Copy every entry word for word, but skip the pictures.

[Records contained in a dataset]

_____

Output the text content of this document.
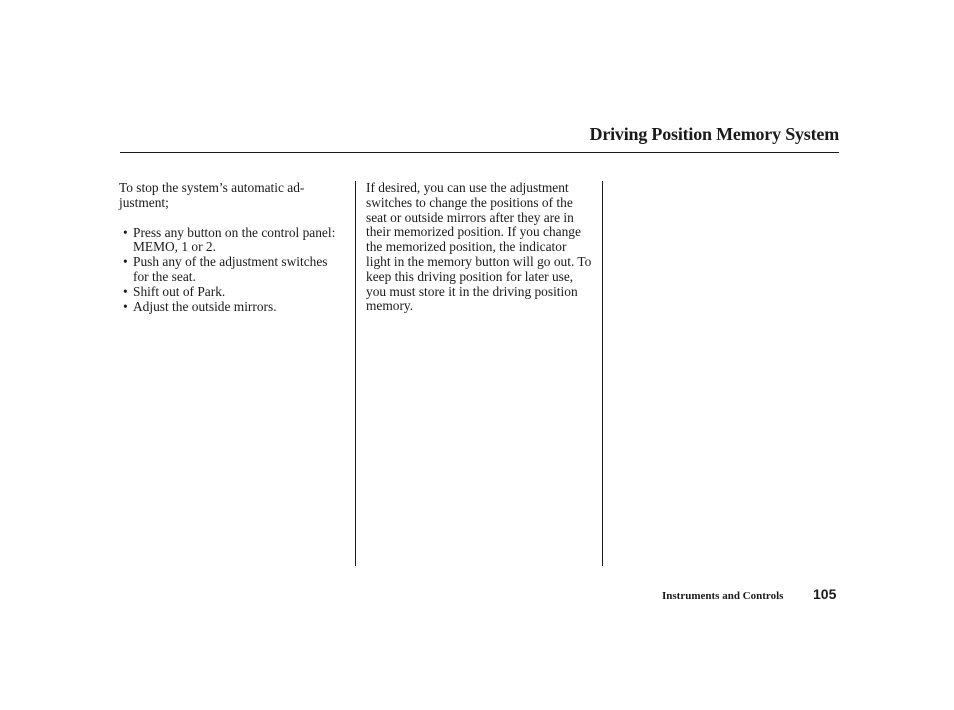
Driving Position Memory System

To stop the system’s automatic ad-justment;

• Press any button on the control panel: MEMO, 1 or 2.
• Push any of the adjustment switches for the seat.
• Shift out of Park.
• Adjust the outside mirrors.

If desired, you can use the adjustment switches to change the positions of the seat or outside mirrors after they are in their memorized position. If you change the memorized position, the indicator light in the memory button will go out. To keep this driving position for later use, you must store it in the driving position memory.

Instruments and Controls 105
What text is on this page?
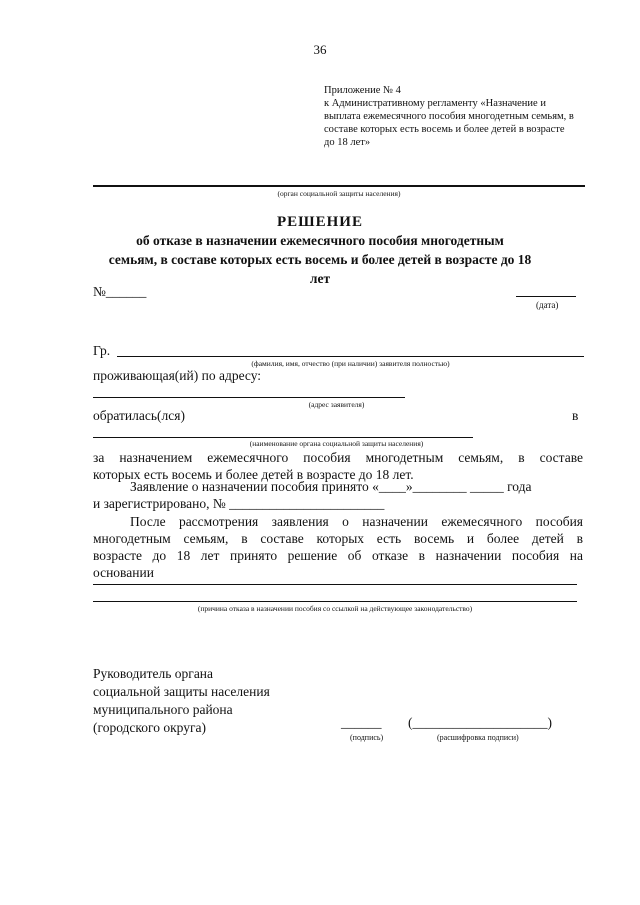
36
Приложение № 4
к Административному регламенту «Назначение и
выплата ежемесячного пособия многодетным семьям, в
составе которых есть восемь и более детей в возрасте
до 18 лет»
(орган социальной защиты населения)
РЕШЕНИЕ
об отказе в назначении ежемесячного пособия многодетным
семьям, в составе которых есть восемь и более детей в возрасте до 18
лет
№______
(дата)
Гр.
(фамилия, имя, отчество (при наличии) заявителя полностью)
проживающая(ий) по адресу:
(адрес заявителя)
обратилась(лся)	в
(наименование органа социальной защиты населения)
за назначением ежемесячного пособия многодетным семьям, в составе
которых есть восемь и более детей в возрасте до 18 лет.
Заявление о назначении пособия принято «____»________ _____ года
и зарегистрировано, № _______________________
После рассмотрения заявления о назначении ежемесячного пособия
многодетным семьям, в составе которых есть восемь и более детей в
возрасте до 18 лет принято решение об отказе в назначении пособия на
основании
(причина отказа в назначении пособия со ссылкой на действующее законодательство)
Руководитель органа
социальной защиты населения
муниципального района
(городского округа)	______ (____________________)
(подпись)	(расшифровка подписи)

_____

> [Solution]
Output the text content of this document.
Driving Position Memory System

To stop the system’s automatic ad-justment;

• Press any button on the control panel: MEMO, 1 or 2.
• Push any of the adjustment switches for the seat.
• Shift out of Park.
• Adjust the outside mirrors.

If desired, you can use the adjustment switches to change the positions of the seat or outside mirrors after they are in their memorized position. If you change the memorized position, the indicator light in the memory button will go out. To keep this driving position for later use, you must store it in the driving position memory.

Instruments and Controls 105
What text is on this page?
36
Приложение № 4
к Административному регламенту «Назначение и
выплата ежемесячного пособия многодетным семьям, в
составе которых есть восемь и более детей в возрасте
до 18 лет»
(орган социальной защиты населения)
РЕШЕНИЕ
об отказе в назначении ежемесячного пособия многодетным
семьям, в составе которых есть восемь и более детей в возрасте до 18
лет
№______
(дата)
Гр.
(фамилия, имя, отчество (при наличии) заявителя полностью)
проживающая(ий) по адресу:
(адрес заявителя)
обратилась(лся)	в
(наименование органа социальной защиты населения)
за назначением ежемесячного пособия многодетным семьям, в составе
которых есть восемь и более детей в возрасте до 18 лет.
Заявление о назначении пособия принято «____»________ _____ года
и зарегистрировано, № _______________________
После рассмотрения заявления о назначении ежемесячного пособия
многодетным семьям, в составе которых есть восемь и более детей в
возрасте до 18 лет принято решение об отказе в назначении пособия на
основании
(причина отказа в назначении пособия со ссылкой на действующее законодательство)
Руководитель органа
социальной защиты населения
муниципального района
(городского округа)	______ (____________________)
(подпись)	(расшифровка подписи)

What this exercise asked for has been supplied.